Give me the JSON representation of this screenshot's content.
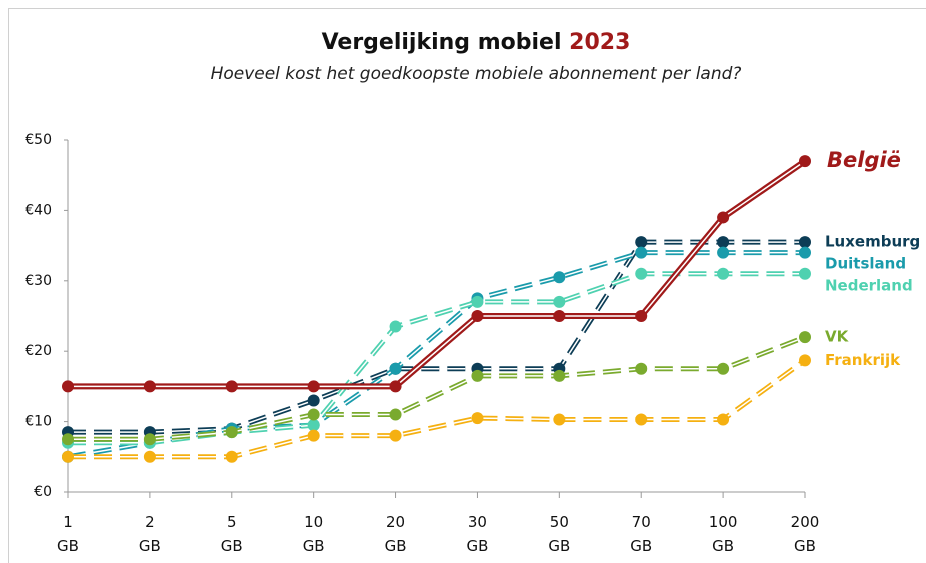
{
  "chart_data": {
    "type": "line",
    "title": [
      "Vergelijking mobiel",
      "2023"
    ],
    "title_colors": [
      "#111111",
      "#a01a1a"
    ],
    "subtitle": "Hoeveel kost het goedkoopste mobiele abonnement per land?",
    "categories": [
      "1 GB",
      "2 GB",
      "5 GB",
      "10 GB",
      "20 GB",
      "30 GB",
      "50 GB",
      "70 GB",
      "100 GB",
      "200 GB"
    ],
    "ylim": [
      0,
      50
    ],
    "yticks": [
      {
        "value": 0,
        "label": "€0"
      },
      {
        "value": 10,
        "label": "€10"
      },
      {
        "value": 20,
        "label": "€20"
      },
      {
        "value": 30,
        "label": "€30"
      },
      {
        "value": 40,
        "label": "€40"
      },
      {
        "value": 50,
        "label": "€50"
      }
    ],
    "grid": false,
    "series": [
      {
        "name": "Luxemburg",
        "color": "#0d3d56",
        "line_style": "dashed",
        "values": [
          8.5,
          8.5,
          9,
          13,
          17.5,
          17.5,
          17.5,
          35.5,
          35.5,
          35.5
        ]
      },
      {
        "name": "Duitsland",
        "color": "#1a9bab",
        "line_style": "dashed",
        "values": [
          5,
          7,
          9,
          9.5,
          17.5,
          27.5,
          30.5,
          34,
          34,
          34
        ]
      },
      {
        "name": "Nederland",
        "color": "#4fd1b0",
        "line_style": "dashed",
        "values": [
          7,
          7,
          8.5,
          9.5,
          23.5,
          27,
          27,
          31,
          31,
          31
        ]
      },
      {
        "name": "VK",
        "color": "#7aaa2e",
        "line_style": "dashed",
        "values": [
          7.5,
          7.5,
          8.5,
          11,
          11,
          16.5,
          16.5,
          17.5,
          17.5,
          22
        ]
      },
      {
        "name": "Frankrijk",
        "color": "#f5b011",
        "line_style": "dashed",
        "values": [
          5,
          5,
          5,
          8,
          8,
          10.5,
          10.3,
          10.3,
          10.3,
          18.7
        ]
      },
      {
        "name": "België",
        "color": "#a01a1a",
        "line_style": "solid",
        "values": [
          15,
          15,
          15,
          15,
          15,
          25,
          25,
          25,
          39,
          47
        ]
      }
    ]
  }
}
------------------------------------------------------------
How many of these lines contain "name"? Write only the number.

_Written response_
6